▶ Goal
Word for word, quote all of the material, omitting the pictures.

▶ Raw records
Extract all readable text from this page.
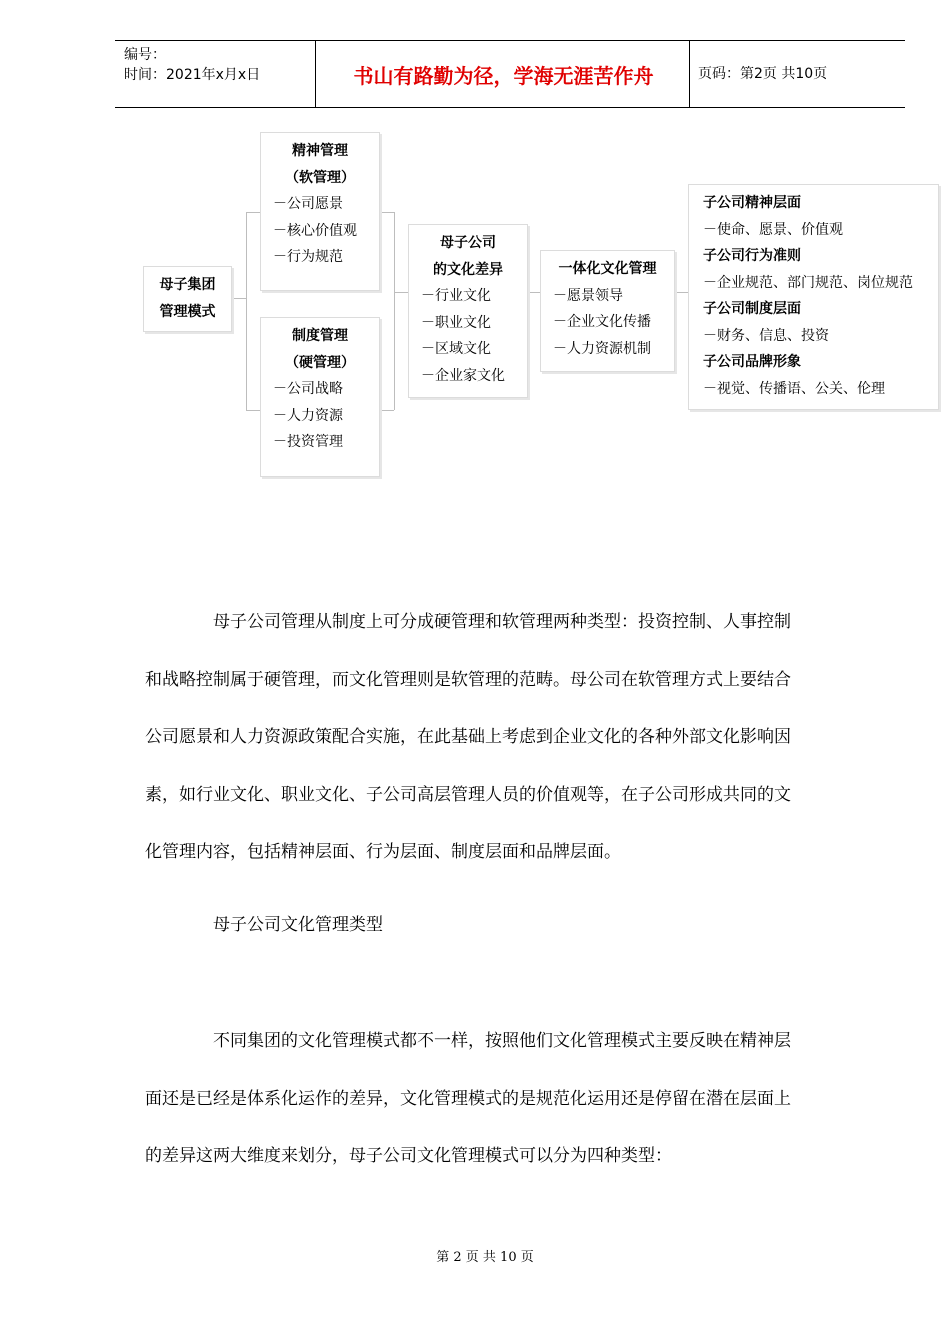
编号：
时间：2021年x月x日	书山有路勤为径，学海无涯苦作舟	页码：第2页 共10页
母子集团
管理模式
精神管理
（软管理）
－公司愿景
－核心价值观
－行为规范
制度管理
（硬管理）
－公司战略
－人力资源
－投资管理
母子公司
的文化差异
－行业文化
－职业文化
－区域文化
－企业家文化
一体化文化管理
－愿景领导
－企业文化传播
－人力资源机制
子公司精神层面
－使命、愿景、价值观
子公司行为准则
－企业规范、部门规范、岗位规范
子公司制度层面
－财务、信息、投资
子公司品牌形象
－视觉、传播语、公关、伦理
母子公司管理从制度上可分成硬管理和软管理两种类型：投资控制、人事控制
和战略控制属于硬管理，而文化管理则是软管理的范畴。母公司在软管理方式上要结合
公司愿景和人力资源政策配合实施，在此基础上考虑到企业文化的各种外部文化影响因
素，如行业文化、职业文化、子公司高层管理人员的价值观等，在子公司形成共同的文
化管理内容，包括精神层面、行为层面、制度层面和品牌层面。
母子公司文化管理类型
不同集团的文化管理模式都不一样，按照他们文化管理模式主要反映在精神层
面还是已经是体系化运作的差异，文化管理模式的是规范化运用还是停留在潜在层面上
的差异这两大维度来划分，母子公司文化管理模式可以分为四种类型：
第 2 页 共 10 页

▶ Completed task
Extract all readable text from this page.
编号：
时间：2021年x月x日	书山有路勤为径，学海无涯苦作舟	页码：第2页 共10页
母子集团
管理模式
精神管理
（软管理）
－公司愿景
－核心价值观
－行为规范
制度管理
（硬管理）
－公司战略
－人力资源
－投资管理
母子公司
的文化差异
－行业文化
－职业文化
－区域文化
－企业家文化
一体化文化管理
－愿景领导
－企业文化传播
－人力资源机制
子公司精神层面
－使命、愿景、价值观
子公司行为准则
－企业规范、部门规范、岗位规范
子公司制度层面
－财务、信息、投资
子公司品牌形象
－视觉、传播语、公关、伦理
母子公司管理从制度上可分成硬管理和软管理两种类型：投资控制、人事控制
和战略控制属于硬管理，而文化管理则是软管理的范畴。母公司在软管理方式上要结合
公司愿景和人力资源政策配合实施，在此基础上考虑到企业文化的各种外部文化影响因
素，如行业文化、职业文化、子公司高层管理人员的价值观等，在子公司形成共同的文
化管理内容，包括精神层面、行为层面、制度层面和品牌层面。
母子公司文化管理类型
不同集团的文化管理模式都不一样，按照他们文化管理模式主要反映在精神层
面还是已经是体系化运作的差异，文化管理模式的是规范化运用还是停留在潜在层面上
的差异这两大维度来划分，母子公司文化管理模式可以分为四种类型：
第 2 页 共 10 页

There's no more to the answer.